Transcription dataset entries:
○ ○ ○ ○

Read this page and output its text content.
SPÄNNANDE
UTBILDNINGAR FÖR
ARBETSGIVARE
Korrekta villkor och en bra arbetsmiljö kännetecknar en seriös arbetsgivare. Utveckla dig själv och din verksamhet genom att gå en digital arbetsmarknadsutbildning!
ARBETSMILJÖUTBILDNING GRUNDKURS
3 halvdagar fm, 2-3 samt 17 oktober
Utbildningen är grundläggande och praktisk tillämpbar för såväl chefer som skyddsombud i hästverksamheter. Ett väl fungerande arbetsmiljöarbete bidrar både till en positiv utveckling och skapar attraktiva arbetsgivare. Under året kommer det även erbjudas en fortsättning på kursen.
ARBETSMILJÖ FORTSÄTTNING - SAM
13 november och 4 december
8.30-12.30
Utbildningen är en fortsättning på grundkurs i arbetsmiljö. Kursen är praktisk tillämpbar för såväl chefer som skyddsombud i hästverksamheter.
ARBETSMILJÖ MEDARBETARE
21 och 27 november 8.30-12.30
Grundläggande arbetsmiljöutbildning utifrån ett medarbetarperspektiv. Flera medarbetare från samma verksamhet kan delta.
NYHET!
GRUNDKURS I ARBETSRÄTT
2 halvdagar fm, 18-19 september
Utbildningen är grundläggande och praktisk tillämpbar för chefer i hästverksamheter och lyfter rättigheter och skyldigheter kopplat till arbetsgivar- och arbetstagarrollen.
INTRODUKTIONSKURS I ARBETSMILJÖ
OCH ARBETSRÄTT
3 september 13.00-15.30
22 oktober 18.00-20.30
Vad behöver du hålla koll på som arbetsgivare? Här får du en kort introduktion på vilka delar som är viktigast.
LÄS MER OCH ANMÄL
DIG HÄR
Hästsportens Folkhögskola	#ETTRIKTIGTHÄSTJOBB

○ ○ ○ ○

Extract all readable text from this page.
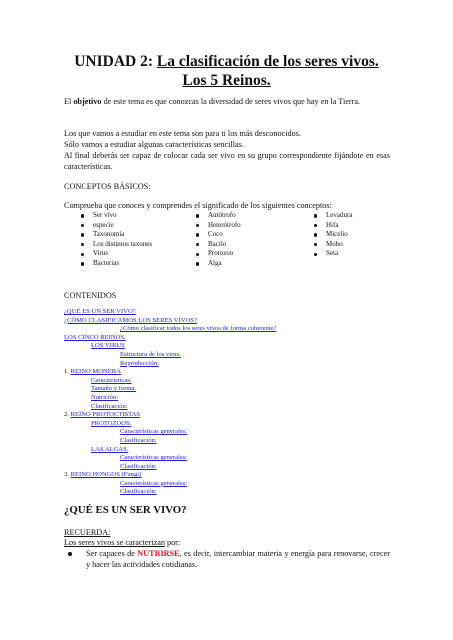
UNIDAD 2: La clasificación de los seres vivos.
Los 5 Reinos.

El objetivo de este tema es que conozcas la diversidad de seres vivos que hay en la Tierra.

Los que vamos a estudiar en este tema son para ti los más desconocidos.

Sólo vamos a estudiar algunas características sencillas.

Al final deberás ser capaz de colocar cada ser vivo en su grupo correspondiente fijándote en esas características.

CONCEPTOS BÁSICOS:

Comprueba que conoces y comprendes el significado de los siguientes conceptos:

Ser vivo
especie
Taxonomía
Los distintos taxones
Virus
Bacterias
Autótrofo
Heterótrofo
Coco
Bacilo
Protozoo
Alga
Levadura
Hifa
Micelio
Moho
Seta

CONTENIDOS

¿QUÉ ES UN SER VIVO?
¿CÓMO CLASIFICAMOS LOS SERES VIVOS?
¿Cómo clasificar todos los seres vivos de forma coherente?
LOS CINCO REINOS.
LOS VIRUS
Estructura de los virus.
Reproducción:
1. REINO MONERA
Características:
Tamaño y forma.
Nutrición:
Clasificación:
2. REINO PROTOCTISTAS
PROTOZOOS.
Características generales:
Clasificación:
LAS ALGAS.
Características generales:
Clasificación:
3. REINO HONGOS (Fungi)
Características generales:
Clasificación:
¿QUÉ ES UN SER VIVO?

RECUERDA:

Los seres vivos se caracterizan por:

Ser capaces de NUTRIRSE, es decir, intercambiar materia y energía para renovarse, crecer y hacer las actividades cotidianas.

○ ○ ○ ○

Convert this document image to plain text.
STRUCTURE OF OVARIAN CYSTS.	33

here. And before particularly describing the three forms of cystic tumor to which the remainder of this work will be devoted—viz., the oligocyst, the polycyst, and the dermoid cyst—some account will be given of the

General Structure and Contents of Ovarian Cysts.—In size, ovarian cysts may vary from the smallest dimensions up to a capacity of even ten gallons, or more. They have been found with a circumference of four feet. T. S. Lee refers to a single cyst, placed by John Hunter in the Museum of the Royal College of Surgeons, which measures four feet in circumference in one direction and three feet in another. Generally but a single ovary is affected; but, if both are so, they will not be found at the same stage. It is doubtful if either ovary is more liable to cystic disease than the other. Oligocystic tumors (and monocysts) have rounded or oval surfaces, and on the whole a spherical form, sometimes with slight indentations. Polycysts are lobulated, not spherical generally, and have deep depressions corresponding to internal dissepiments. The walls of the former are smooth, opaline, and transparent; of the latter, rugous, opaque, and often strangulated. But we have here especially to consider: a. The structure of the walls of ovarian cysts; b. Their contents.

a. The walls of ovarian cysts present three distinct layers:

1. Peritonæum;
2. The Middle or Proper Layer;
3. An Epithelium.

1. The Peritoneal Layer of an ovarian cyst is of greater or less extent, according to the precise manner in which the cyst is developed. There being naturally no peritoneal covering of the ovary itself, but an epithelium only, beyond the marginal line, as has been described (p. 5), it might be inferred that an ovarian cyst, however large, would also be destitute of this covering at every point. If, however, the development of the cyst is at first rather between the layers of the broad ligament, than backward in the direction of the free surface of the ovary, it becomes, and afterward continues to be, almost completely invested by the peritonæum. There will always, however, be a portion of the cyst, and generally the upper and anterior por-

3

○ ○ ○ ○

**Your assignment:**
The task calls for all lines in the entries that hold "forma".

**Result for this task:**
¿Cómo clasificar todos los seres vivos de forma coherente?
Tamaño y forma.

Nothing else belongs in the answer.